Records from a collection of figures:
* * * * *

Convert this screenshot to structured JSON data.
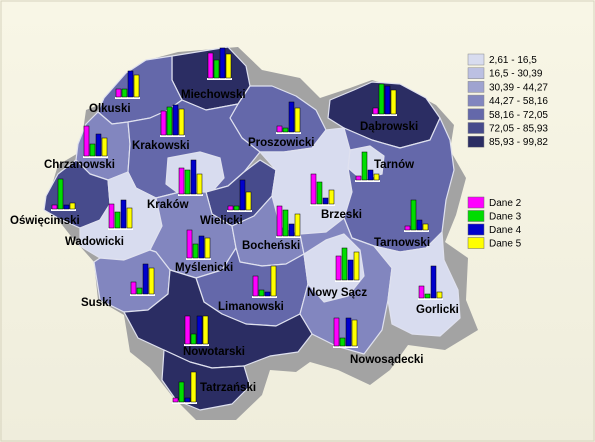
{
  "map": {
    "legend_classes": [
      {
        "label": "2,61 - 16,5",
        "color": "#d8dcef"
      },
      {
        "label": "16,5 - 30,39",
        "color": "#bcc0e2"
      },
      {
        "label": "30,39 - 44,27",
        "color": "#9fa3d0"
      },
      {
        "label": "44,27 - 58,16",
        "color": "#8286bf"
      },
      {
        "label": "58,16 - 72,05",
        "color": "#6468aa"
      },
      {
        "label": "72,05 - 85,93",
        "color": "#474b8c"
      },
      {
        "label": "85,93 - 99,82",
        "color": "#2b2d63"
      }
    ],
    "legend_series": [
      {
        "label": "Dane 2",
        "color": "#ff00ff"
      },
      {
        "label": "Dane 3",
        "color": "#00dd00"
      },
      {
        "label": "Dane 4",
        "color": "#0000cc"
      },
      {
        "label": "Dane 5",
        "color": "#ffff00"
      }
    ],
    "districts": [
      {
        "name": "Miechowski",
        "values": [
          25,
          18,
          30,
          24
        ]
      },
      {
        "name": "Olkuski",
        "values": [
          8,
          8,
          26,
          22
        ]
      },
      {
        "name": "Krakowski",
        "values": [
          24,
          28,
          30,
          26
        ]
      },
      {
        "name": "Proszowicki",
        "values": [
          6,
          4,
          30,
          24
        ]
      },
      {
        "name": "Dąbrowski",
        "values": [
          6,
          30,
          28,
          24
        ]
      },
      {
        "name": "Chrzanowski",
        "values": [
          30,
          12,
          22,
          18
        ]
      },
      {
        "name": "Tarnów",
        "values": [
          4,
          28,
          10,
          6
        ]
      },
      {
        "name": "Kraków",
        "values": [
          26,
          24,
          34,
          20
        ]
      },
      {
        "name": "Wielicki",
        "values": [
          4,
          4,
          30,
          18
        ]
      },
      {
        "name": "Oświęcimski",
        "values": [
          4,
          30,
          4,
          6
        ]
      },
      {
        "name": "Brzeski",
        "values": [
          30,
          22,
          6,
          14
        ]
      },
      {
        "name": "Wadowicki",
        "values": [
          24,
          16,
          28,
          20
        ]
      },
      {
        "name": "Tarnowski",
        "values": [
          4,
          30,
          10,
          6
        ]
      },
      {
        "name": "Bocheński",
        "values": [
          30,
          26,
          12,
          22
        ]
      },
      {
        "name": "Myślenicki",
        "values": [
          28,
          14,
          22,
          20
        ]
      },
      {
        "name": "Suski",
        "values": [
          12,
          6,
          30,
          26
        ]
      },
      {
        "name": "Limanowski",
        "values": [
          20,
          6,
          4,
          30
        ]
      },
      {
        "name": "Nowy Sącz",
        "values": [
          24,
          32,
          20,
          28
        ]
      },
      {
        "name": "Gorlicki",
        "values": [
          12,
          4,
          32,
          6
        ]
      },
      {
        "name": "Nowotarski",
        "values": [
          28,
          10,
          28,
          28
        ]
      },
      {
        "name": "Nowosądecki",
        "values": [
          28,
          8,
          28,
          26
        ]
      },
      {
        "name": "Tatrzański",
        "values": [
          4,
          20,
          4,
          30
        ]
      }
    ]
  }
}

* * * * *

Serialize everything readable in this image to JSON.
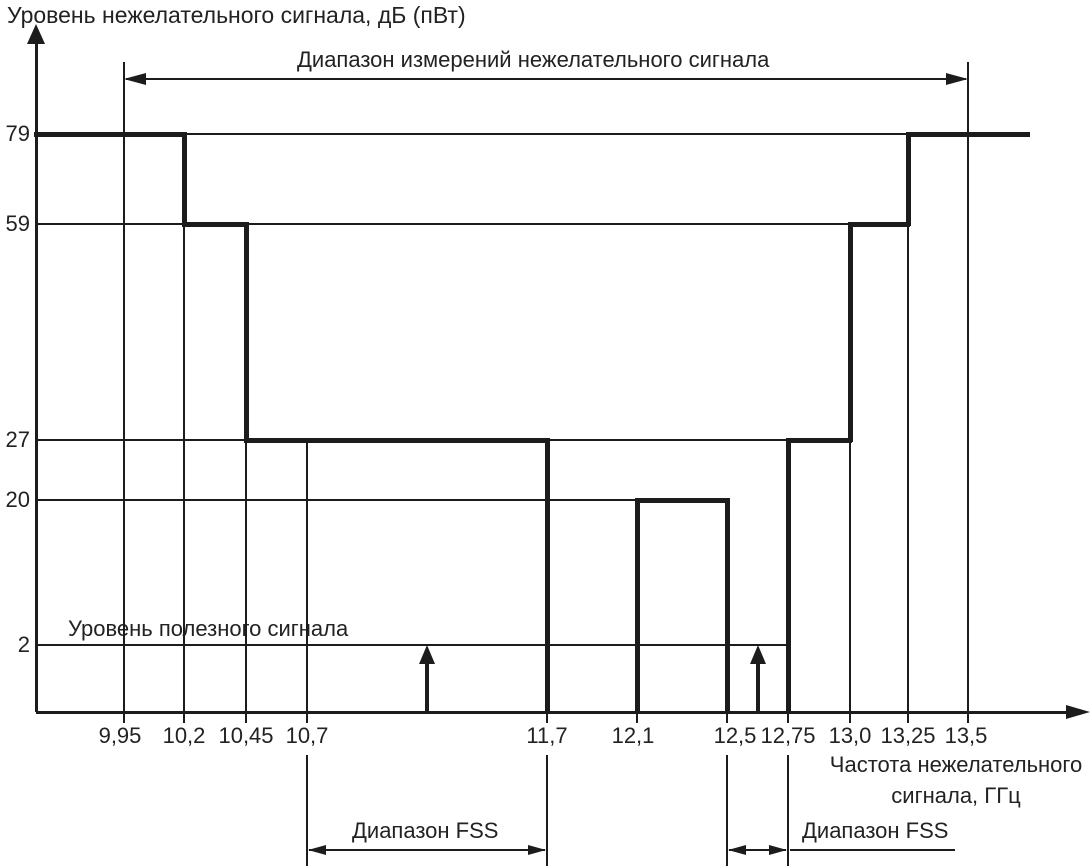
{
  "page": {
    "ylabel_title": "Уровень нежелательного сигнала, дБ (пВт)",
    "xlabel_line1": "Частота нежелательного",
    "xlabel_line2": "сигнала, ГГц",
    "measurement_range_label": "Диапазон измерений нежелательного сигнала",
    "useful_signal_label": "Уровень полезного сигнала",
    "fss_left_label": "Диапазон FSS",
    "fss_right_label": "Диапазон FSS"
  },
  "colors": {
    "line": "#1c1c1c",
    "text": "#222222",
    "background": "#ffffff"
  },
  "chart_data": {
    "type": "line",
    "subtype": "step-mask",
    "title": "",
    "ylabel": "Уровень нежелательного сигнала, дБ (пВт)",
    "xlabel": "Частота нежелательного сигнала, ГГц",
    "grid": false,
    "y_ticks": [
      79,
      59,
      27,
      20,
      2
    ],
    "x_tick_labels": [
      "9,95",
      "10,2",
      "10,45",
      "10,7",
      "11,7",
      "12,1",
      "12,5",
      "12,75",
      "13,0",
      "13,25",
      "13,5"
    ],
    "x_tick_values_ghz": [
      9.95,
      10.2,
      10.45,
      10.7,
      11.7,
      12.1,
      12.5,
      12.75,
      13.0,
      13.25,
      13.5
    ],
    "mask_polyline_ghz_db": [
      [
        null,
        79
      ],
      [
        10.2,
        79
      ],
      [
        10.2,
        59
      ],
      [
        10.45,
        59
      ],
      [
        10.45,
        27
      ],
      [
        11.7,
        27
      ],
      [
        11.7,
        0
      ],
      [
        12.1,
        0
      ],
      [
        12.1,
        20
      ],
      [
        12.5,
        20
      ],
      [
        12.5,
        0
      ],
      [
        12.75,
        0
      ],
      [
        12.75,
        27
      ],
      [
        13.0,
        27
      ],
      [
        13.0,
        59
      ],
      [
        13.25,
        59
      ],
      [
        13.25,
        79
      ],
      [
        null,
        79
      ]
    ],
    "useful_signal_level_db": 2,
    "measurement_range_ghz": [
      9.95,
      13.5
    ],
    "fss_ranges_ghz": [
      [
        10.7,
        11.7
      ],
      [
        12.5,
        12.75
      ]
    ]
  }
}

* * * * *

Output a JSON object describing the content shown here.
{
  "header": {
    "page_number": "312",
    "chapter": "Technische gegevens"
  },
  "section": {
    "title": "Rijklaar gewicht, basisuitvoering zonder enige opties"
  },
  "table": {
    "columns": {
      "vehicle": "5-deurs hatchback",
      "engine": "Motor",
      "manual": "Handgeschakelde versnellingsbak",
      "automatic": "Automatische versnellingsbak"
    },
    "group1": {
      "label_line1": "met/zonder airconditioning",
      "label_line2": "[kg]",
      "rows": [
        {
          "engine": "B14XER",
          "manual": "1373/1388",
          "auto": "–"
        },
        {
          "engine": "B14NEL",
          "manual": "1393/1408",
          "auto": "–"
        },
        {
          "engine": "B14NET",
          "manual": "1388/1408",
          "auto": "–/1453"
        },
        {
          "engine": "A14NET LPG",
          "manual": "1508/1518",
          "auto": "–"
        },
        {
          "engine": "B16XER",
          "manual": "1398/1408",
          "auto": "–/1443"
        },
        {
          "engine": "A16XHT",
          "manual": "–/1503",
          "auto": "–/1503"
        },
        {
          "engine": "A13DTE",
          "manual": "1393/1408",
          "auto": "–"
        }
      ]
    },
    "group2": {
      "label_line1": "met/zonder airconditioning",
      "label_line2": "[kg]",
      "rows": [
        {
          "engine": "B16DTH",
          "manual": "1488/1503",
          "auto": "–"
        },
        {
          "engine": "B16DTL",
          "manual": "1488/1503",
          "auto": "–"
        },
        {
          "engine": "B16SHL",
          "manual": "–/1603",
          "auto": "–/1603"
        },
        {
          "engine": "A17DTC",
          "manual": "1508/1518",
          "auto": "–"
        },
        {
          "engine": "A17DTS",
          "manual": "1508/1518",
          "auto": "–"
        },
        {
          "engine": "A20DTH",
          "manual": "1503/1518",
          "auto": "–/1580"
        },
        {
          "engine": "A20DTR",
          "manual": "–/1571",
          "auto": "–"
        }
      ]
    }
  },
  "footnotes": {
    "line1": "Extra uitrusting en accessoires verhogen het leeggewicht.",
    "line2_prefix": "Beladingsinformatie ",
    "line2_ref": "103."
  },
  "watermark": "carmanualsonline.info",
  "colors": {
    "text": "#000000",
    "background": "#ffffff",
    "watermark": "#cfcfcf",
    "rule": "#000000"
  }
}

* * * * *

### THE REQUEST
Copy out all lines above that include the string "ffffff".

### ANSWER TO THIS PROBLEM
    "background": "#ffffff"
    "background": "#ffffff",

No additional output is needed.